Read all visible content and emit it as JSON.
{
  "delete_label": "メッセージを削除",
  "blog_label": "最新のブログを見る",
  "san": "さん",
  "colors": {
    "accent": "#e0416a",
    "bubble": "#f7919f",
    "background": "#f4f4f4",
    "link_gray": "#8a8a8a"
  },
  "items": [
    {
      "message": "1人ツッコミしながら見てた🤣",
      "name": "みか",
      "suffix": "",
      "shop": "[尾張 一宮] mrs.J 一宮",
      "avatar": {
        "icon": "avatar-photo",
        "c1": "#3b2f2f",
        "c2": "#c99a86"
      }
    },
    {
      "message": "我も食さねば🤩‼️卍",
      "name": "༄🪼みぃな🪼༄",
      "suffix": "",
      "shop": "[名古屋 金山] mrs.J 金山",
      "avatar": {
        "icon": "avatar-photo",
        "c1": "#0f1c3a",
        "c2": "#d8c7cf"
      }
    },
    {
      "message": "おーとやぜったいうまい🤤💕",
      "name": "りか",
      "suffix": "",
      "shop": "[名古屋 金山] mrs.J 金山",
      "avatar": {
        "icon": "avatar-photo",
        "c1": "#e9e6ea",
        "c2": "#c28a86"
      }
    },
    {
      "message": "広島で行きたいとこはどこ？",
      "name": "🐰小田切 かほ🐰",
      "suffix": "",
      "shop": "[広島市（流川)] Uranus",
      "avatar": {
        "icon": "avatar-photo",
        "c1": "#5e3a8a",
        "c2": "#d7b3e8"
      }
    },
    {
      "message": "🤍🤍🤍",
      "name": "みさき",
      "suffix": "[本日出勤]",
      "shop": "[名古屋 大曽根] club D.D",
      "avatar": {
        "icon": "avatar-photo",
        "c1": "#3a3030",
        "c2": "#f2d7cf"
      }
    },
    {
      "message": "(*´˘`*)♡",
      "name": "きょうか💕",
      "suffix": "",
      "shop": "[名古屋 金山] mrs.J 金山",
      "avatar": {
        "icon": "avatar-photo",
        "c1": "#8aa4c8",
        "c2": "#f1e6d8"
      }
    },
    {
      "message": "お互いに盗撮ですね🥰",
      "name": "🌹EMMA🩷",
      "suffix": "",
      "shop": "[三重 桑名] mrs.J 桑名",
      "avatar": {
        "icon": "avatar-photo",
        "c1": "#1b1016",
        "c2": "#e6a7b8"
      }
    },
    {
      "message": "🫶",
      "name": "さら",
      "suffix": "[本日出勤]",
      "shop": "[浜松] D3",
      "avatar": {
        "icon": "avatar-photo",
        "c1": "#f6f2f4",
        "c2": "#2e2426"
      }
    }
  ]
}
═══
» WHAT NEEDS TO BE DONE
Exactly reproduce every line found in the records.

» THE COMPLETED TASK
Read all visible content and emit it as JSON.
{
  "delete_label": "メッセージを削除",
  "blog_label": "最新のブログを見る",
  "san": "さん",
  "colors": {
    "accent": "#e0416a",
    "bubble": "#f7919f",
    "background": "#f4f4f4",
    "link_gray": "#8a8a8a"
  },
  "items": [
    {
      "message": "1人ツッコミしながら見てた🤣",
      "name": "みか",
      "suffix": "",
      "shop": "[尾張 一宮] mrs.J 一宮",
      "avatar": {
        "icon": "avatar-photo",
        "c1": "#3b2f2f",
        "c2": "#c99a86"
      }
    },
    {
      "message": "我も食さねば🤩‼️卍",
      "name": "༄🪼みぃな🪼༄",
      "suffix": "",
      "shop": "[名古屋 金山] mrs.J 金山",
      "avatar": {
        "icon": "avatar-photo",
        "c1": "#0f1c3a",
        "c2": "#d8c7cf"
      }
    },
    {
      "message": "おーとやぜったいうまい🤤💕",
      "name": "りか",
      "suffix": "",
      "shop": "[名古屋 金山] mrs.J 金山",
      "avatar": {
        "icon": "avatar-photo",
        "c1": "#e9e6ea",
        "c2": "#c28a86"
      }
    },
    {
      "message": "広島で行きたいとこはどこ？",
      "name": "🐰小田切 かほ🐰",
      "suffix": "",
      "shop": "[広島市（流川)] Uranus",
      "avatar": {
        "icon": "avatar-photo",
        "c1": "#5e3a8a",
        "c2": "#d7b3e8"
      }
    },
    {
      "message": "🤍🤍🤍",
      "name": "みさき",
      "suffix": "[本日出勤]",
      "shop": "[名古屋 大曽根] club D.D",
      "avatar": {
        "icon": "avatar-photo",
        "c1": "#3a3030",
        "c2": "#f2d7cf"
      }
    },
    {
      "message": "(*´˘`*)♡",
      "name": "きょうか💕",
      "suffix": "",
      "shop": "[名古屋 金山] mrs.J 金山",
      "avatar": {
        "icon": "avatar-photo",
        "c1": "#8aa4c8",
        "c2": "#f1e6d8"
      }
    },
    {
      "message": "お互いに盗撮ですね🥰",
      "name": "🌹EMMA🩷",
      "suffix": "",
      "shop": "[三重 桑名] mrs.J 桑名",
      "avatar": {
        "icon": "avatar-photo",
        "c1": "#1b1016",
        "c2": "#e6a7b8"
      }
    },
    {
      "message": "🫶",
      "name": "さら",
      "suffix": "[本日出勤]",
      "shop": "[浜松] D3",
      "avatar": {
        "icon": "avatar-photo",
        "c1": "#f6f2f4",
        "c2": "#2e2426"
      }
    }
  ]
}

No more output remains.